| EXERCISE DIRECTIONS |
Go through each line of the records below and count those with the word "электрооборудования"; give only the total.
* Start DATASET CONTENT *
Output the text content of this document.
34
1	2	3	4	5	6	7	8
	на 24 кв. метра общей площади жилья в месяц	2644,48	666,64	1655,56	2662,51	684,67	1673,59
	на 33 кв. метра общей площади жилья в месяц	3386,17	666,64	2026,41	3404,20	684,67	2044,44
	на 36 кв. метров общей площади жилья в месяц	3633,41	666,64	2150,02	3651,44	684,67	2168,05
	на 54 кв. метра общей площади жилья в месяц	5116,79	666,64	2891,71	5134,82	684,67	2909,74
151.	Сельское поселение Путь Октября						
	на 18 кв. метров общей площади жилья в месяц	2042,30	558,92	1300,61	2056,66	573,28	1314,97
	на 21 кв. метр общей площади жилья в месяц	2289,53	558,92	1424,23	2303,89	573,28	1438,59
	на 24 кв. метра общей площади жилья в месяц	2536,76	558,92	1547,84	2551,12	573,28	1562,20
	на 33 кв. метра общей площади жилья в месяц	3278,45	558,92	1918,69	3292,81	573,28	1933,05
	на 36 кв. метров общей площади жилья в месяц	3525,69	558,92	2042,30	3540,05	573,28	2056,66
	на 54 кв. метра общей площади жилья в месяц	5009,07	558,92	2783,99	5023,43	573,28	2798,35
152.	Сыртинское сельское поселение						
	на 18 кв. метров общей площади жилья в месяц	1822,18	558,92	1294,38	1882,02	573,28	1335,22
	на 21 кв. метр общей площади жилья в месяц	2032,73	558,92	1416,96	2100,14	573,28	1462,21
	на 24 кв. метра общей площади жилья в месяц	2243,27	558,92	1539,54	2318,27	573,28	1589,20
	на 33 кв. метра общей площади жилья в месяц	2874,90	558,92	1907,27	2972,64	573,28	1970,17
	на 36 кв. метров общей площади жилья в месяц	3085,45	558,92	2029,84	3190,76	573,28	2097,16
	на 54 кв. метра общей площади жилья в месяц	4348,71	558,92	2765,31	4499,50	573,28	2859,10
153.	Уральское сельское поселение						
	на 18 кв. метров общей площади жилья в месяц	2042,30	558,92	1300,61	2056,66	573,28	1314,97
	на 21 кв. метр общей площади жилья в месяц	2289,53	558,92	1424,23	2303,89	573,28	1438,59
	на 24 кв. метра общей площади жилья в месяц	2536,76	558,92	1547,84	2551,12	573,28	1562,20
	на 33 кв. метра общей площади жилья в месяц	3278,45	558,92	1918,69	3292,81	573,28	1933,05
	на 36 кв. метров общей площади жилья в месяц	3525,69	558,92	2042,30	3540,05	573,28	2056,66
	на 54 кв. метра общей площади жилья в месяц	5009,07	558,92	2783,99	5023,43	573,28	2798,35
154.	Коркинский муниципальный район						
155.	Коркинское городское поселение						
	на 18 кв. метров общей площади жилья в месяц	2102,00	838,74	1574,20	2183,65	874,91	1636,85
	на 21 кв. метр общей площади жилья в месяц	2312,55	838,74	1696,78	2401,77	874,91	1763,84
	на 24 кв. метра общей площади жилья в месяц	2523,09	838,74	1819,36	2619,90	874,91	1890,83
* End DATASET CONTENT *
* Start DATASET CONTENT *
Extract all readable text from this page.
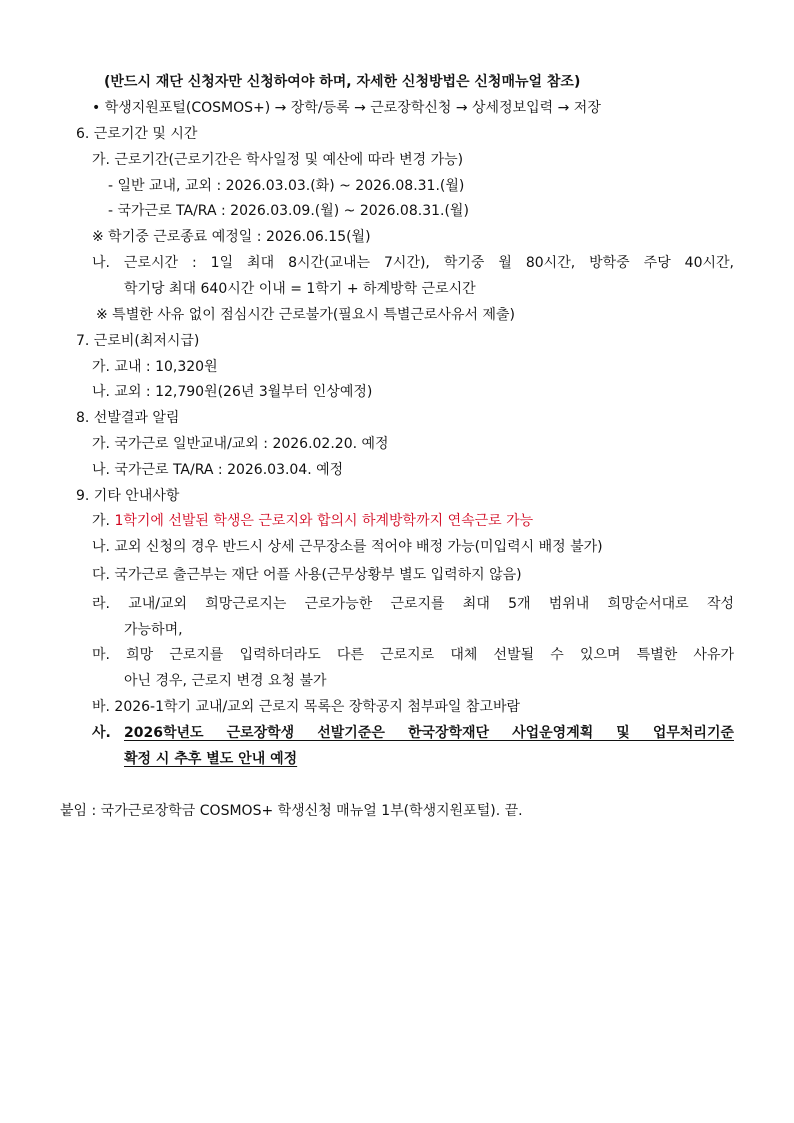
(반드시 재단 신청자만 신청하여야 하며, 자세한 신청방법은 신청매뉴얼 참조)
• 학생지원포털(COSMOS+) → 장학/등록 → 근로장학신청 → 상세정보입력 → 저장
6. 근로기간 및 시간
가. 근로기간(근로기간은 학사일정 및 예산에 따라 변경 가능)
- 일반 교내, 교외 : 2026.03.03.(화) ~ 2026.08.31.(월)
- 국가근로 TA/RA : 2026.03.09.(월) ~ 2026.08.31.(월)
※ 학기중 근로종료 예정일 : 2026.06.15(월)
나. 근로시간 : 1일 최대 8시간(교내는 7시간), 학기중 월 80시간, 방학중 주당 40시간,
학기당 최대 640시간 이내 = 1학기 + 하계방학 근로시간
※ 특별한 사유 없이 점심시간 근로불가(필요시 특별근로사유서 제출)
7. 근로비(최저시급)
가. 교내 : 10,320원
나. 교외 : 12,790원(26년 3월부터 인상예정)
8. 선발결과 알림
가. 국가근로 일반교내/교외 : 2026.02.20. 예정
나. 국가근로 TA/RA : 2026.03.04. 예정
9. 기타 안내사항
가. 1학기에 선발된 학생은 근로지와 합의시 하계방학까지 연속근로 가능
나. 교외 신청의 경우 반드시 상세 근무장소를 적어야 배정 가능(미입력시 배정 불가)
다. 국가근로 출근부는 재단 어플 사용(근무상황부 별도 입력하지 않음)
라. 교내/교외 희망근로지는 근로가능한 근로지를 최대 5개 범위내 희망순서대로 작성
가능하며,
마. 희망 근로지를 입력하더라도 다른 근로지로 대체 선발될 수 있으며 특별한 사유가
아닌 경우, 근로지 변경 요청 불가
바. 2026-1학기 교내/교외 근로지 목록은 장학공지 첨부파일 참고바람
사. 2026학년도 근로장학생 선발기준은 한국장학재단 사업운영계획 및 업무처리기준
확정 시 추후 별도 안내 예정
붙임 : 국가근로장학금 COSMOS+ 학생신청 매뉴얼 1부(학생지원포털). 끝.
* End DATASET CONTENT *
* Start DATASET CONTENT *
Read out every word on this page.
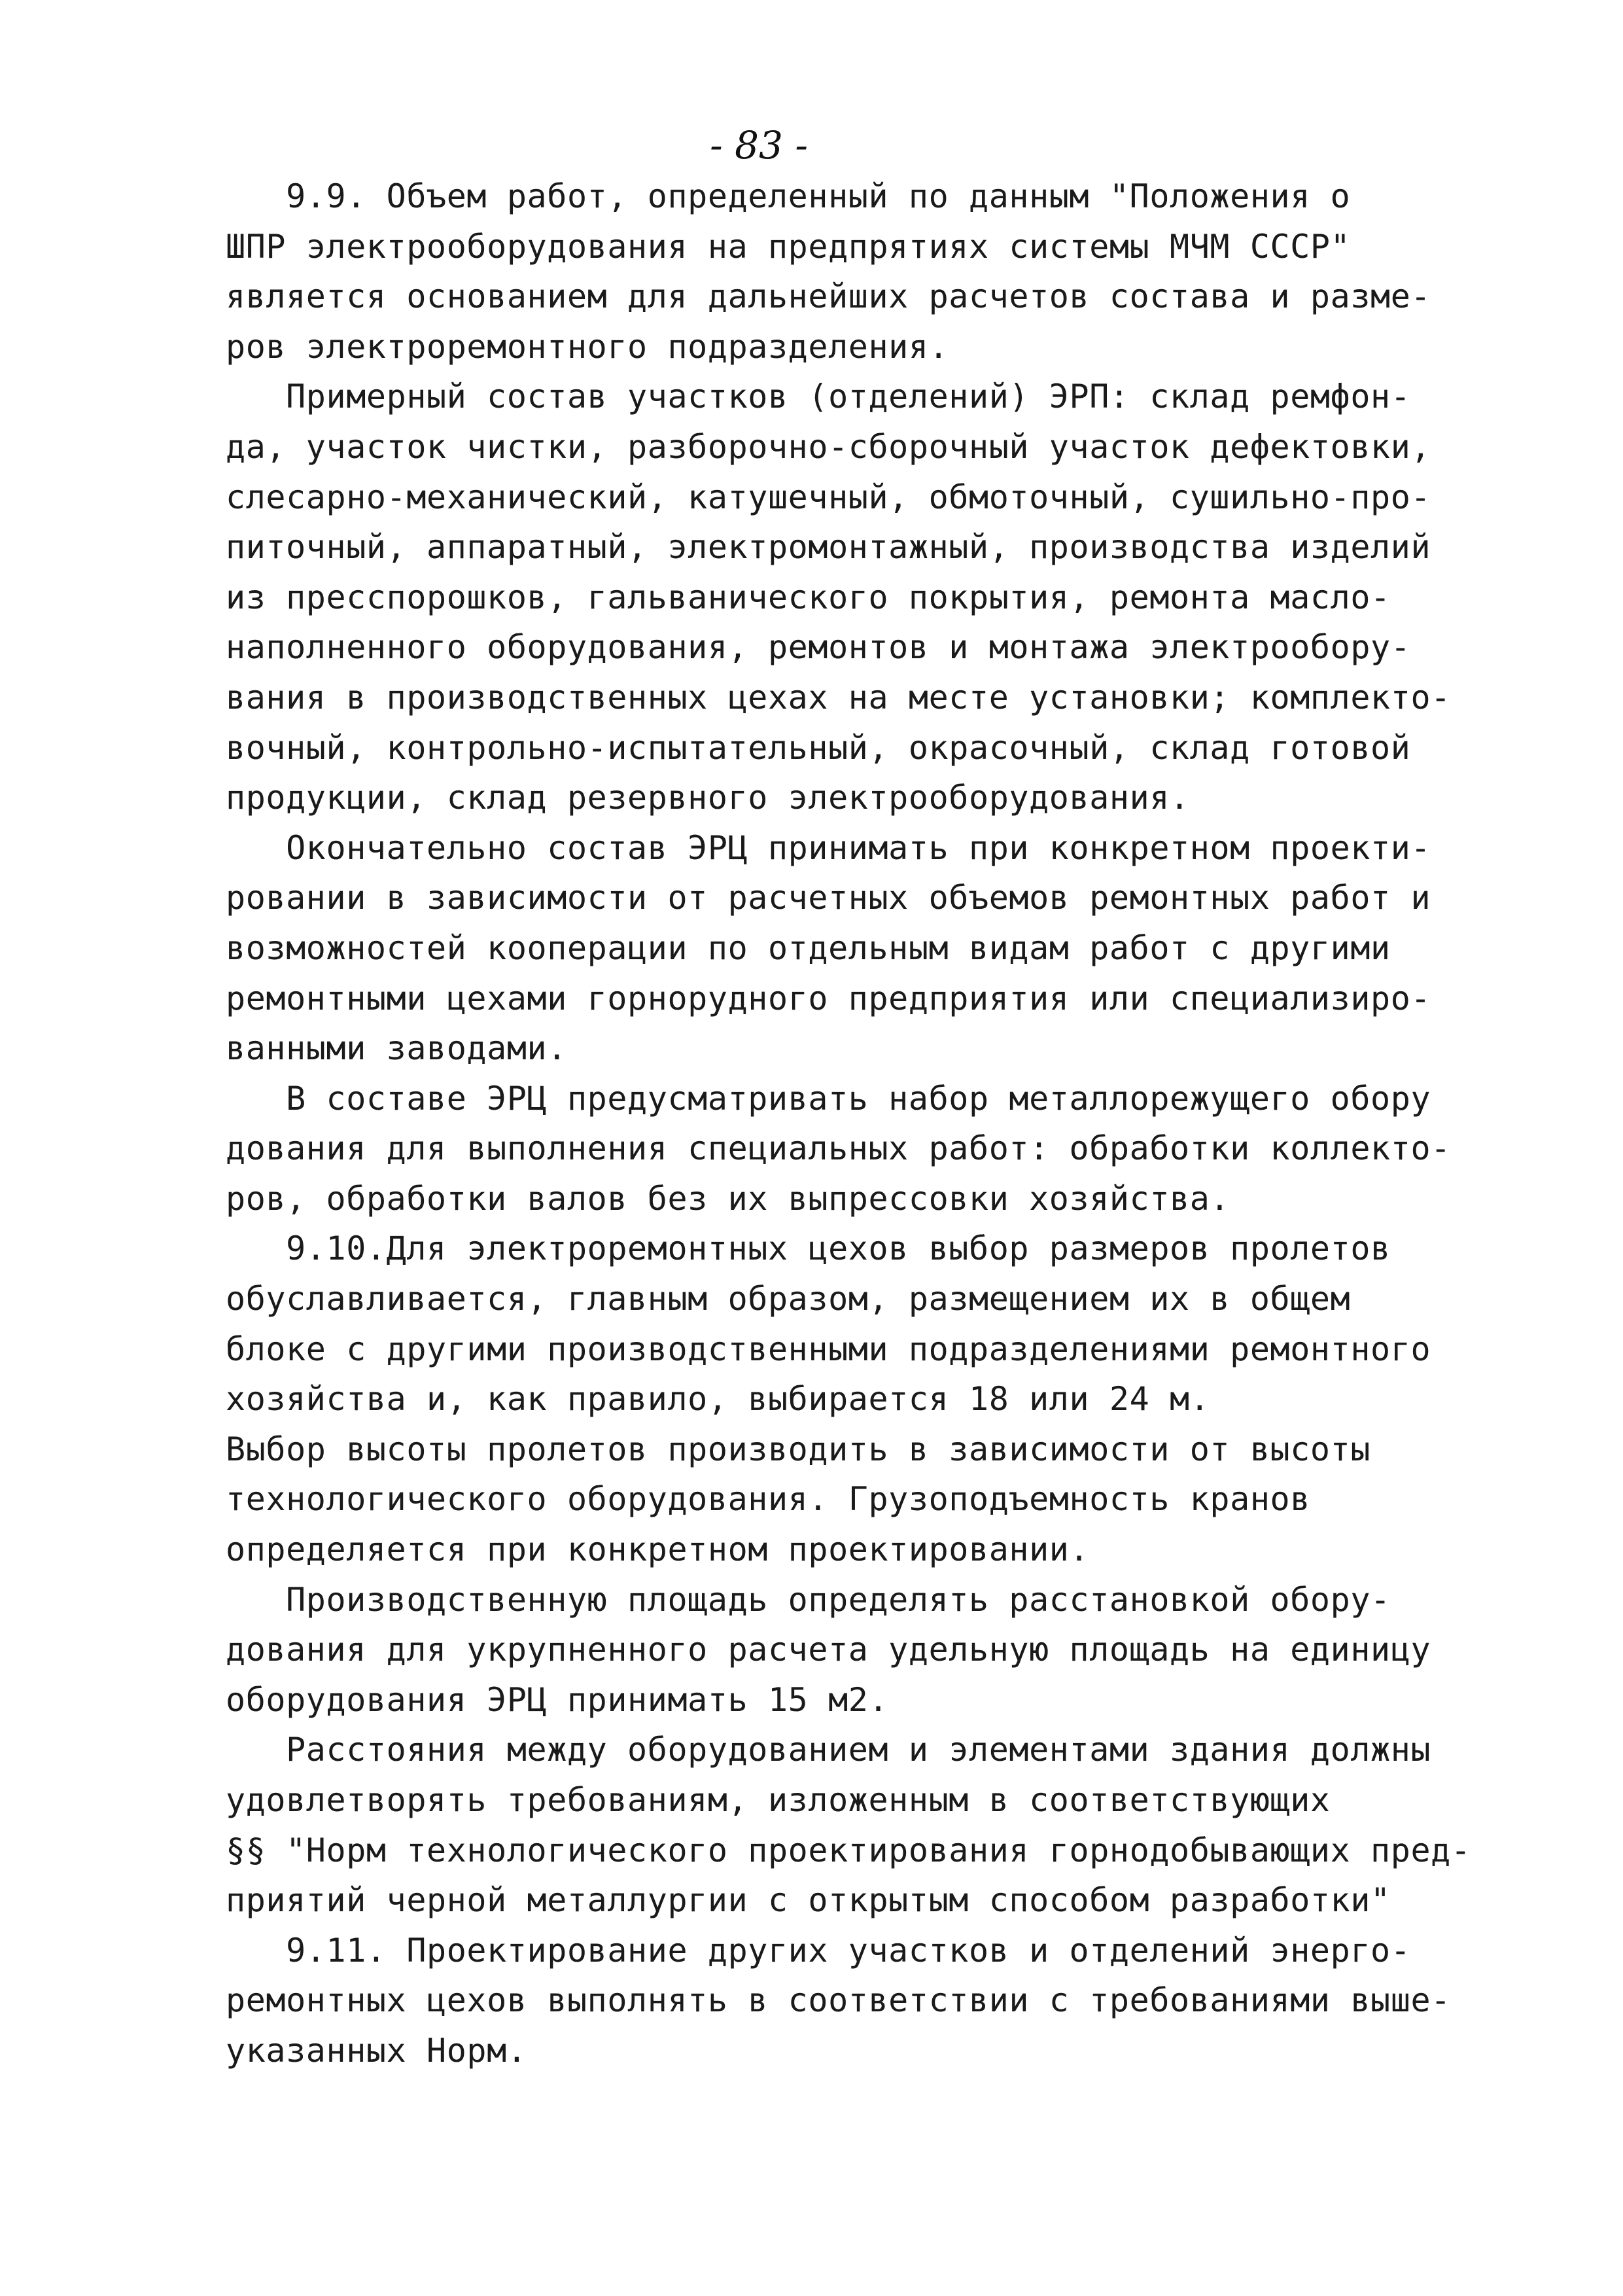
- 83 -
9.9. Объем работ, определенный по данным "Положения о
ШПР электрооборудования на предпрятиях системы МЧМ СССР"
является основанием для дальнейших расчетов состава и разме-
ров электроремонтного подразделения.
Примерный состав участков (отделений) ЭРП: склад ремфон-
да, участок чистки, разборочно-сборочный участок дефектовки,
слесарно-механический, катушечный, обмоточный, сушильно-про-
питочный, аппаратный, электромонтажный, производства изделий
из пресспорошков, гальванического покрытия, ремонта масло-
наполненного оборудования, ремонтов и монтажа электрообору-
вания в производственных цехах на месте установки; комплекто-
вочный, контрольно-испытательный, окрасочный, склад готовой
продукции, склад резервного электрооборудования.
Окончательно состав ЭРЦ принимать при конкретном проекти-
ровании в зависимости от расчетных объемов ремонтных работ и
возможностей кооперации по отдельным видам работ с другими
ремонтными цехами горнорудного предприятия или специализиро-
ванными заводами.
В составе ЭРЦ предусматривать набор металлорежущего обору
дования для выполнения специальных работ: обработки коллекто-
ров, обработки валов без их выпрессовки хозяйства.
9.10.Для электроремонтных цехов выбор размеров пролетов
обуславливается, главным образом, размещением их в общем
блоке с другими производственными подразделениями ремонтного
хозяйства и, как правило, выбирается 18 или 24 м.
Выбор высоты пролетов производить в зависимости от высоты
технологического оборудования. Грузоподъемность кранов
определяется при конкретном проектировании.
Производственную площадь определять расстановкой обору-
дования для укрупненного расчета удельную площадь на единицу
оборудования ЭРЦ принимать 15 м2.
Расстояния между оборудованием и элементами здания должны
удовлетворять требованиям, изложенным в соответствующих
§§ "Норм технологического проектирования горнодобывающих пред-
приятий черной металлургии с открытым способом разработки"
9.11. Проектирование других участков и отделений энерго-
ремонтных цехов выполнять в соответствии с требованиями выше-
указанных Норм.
* End DATASET CONTENT *
| ANSWER FOR THE TASK |
2